## GIVEN EXERCISE:
Rewrite the data below as a JSON list of strings, one string per line, leaving out blank lines.

## THE DATA:

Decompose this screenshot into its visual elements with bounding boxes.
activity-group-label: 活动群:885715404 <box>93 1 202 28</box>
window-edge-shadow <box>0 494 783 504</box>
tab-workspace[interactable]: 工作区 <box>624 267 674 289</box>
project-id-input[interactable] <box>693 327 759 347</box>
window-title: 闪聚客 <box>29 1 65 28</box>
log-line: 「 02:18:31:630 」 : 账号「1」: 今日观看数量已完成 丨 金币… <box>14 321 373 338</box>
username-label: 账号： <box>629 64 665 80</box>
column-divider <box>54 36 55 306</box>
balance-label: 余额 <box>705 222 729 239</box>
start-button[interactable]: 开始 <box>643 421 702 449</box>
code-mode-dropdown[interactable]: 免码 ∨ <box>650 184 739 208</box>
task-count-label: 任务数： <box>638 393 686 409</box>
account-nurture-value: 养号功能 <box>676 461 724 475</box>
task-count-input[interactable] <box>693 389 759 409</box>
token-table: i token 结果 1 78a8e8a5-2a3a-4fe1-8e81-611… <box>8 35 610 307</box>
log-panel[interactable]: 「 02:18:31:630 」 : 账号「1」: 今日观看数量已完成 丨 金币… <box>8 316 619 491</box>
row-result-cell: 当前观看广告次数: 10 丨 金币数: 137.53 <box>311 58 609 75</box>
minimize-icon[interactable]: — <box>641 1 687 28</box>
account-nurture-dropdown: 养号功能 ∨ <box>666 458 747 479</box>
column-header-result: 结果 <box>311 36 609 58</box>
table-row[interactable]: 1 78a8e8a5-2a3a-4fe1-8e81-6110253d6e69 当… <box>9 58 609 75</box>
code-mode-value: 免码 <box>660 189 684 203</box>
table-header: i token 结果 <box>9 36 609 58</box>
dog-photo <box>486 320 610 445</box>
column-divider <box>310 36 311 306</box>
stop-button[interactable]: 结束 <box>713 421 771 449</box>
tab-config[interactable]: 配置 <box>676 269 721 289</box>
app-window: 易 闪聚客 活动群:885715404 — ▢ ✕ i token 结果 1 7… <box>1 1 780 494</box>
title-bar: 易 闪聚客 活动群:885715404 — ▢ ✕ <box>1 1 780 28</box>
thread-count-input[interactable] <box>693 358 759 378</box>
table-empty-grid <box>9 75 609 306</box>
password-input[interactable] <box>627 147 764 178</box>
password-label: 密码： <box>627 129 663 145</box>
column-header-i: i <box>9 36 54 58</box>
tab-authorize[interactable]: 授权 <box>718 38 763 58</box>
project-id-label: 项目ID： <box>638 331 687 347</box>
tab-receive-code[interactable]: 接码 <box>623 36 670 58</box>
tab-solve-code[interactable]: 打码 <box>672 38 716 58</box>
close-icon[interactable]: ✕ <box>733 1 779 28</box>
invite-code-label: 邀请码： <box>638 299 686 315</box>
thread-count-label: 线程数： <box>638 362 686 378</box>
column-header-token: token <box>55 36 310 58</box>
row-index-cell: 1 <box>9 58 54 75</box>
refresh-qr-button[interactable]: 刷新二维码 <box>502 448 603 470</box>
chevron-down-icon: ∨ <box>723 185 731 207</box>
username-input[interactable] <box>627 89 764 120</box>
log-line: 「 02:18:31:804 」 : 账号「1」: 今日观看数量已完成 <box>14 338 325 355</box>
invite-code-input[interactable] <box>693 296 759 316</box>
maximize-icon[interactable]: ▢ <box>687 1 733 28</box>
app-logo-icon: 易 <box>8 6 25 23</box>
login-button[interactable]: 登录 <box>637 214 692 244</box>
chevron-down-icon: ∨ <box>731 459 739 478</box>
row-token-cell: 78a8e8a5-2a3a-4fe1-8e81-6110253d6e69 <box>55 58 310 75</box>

## SOLUTION TO THIS TASK:
[
  "Decompose this screenshot into its visual elements with bounding boxes.",
  "activity-group-label: 活动群:885715404 <box>93 1 202 28</box>",
  "window-edge-shadow <box>0 494 783 504</box>",
  "tab-workspace[interactable]: 工作区 <box>624 267 674 289</box>",
  "project-id-input[interactable] <box>693 327 759 347</box>",
  "window-title: 闪聚客 <box>29 1 65 28</box>",
  "log-line: 「 02:18:31:630 」 : 账号「1」: 今日观看数量已完成 丨 金币… <box>14 321 373 338</box>",
  "username-label: 账号： <box>629 64 665 80</box>",
  "column-divider <box>54 36 55 306</box>",
  "balance-label: 余额 <box>705 222 729 239</box>",
  "start-button[interactable]: 开始 <box>643 421 702 449</box>",
  "code-mode-dropdown[interactable]: 免码 ∨ <box>650 184 739 208</box>",
  "task-count-label: 任务数： <box>638 393 686 409</box>",
  "account-nurture-value: 养号功能 <box>676 461 724 475</box>",
  "task-count-input[interactable] <box>693 389 759 409</box>",
  "token-table: i token 结果 1 78a8e8a5-2a3a-4fe1-8e81-611… <box>8 35 610 307</box>",
  "log-panel[interactable]: 「 02:18:31:630 」 : 账号「1」: 今日观看数量已完成 丨 金币… <box>8 316 619 491</box>",
  "row-result-cell: 当前观看广告次数: 10 丨 金币数: 137.53 <box>311 58 609 75</box>",
  "minimize-icon[interactable]: — <box>641 1 687 28</box>",
  "account-nurture-dropdown: 养号功能 ∨ <box>666 458 747 479</box>",
  "column-header-result: 结果 <box>311 36 609 58</box>",
  "table-row[interactable]: 1 78a8e8a5-2a3a-4fe1-8e81-6110253d6e69 当… <box>9 58 609 75</box>",
  "code-mode-value: 免码 <box>660 189 684 203</box>",
  "table-header: i token 结果 <box>9 36 609 58</box>",
  "dog-photo <box>486 320 610 445</box>",
  "column-divider <box>310 36 311 306</box>",
  "stop-button[interactable]: 结束 <box>713 421 771 449</box>",
  "tab-config[interactable]: 配置 <box>676 269 721 289</box>",
  "app-window: 易 闪聚客 活动群:885715404 — ▢ ✕ i token 结果 1 7… <box>1 1 780 494</box>",
  "title-bar: 易 闪聚客 活动群:885715404 — ▢ ✕ <box>1 1 780 28</box>",
  "thread-count-input[interactable] <box>693 358 759 378</box>",
  "table-empty-grid <box>9 75 609 306</box>",
  "password-input[interactable] <box>627 147 764 178</box>",
  "password-label: 密码： <box>627 129 663 145</box>",
  "column-header-i: i <box>9 36 54 58</box>",
  "tab-authorize[interactable]: 授权 <box>718 38 763 58</box>",
  "project-id-label: 项目ID： <box>638 331 687 347</box>",
  "tab-receive-code[interactable]: 接码 <box>623 36 670 58</box>",
  "tab-solve-code[interactable]: 打码 <box>672 38 716 58</box>",
  "close-icon[interactable]: ✕ <box>733 1 779 28</box>",
  "invite-code-label: 邀请码： <box>638 299 686 315</box>",
  "thread-count-label: 线程数： <box>638 362 686 378</box>",
  "column-header-token: token <box>55 36 310 58</box>",
  "row-index-cell: 1 <box>9 58 54 75</box>",
  "refresh-qr-button[interactable]: 刷新二维码 <box>502 448 603 470</box>",
  "chevron-down-icon: ∨ <box>723 185 731 207</box>",
  "username-input[interactable] <box>627 89 764 120</box>",
  "log-line: 「 02:18:31:804 」 : 账号「1」: 今日观看数量已完成 <box>14 338 325 355</box>",
  "invite-code-input[interactable] <box>693 296 759 316</box>",
  "maximize-icon[interactable]: ▢ <box>687 1 733 28</box>",
  "app-logo-icon: 易 <box>8 6 25 23</box>",
  "login-button[interactable]: 登录 <box>637 214 692 244</box>",
  "chevron-down-icon: ∨ <box>731 459 739 478</box>",
  "row-token-cell: 78a8e8a5-2a3a-4fe1-8e81-6110253d6e69 <box>55 58 310 75</box>"
]